To be done:
Every record that follows should be printed verbatim.

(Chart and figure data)
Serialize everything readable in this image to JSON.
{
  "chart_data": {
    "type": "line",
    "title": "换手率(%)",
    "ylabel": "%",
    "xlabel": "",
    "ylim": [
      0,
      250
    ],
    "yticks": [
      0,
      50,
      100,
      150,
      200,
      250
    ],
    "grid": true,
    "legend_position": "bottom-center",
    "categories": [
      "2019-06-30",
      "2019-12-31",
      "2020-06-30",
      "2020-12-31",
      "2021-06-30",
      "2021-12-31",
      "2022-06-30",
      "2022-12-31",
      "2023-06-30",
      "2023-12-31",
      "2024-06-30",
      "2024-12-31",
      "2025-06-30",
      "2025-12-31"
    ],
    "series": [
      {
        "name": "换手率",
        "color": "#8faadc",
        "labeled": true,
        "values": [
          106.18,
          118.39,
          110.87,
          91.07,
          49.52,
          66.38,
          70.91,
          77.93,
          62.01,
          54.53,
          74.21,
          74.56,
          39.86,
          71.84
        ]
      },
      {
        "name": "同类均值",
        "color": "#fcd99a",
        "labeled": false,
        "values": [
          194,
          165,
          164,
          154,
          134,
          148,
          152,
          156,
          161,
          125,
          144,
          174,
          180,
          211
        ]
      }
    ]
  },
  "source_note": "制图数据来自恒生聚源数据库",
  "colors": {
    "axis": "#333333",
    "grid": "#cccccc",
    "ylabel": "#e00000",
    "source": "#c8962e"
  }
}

Written answer:
Serialize everything readable in this image to JSON.
{
  "chart_data": {
    "type": "line",
    "title": "换手率(%)",
    "ylabel": "%",
    "xlabel": "",
    "ylim": [
      0,
      250
    ],
    "yticks": [
      0,
      50,
      100,
      150,
      200,
      250
    ],
    "grid": true,
    "legend_position": "bottom-center",
    "categories": [
      "2019-06-30",
      "2019-12-31",
      "2020-06-30",
      "2020-12-31",
      "2021-06-30",
      "2021-12-31",
      "2022-06-30",
      "2022-12-31",
      "2023-06-30",
      "2023-12-31",
      "2024-06-30",
      "2024-12-31",
      "2025-06-30",
      "2025-12-31"
    ],
    "series": [
      {
        "name": "换手率",
        "color": "#8faadc",
        "labeled": true,
        "values": [
          106.18,
          118.39,
          110.87,
          91.07,
          49.52,
          66.38,
          70.91,
          77.93,
          62.01,
          54.53,
          74.21,
          74.56,
          39.86,
          71.84
        ]
      },
      {
        "name": "同类均值",
        "color": "#fcd99a",
        "labeled": false,
        "values": [
          194,
          165,
          164,
          154,
          134,
          148,
          152,
          156,
          161,
          125,
          144,
          174,
          180,
          211
        ]
      }
    ]
  },
  "source_note": "制图数据来自恒生聚源数据库",
  "colors": {
    "axis": "#333333",
    "grid": "#cccccc",
    "ylabel": "#e00000",
    "source": "#c8962e"
  }
}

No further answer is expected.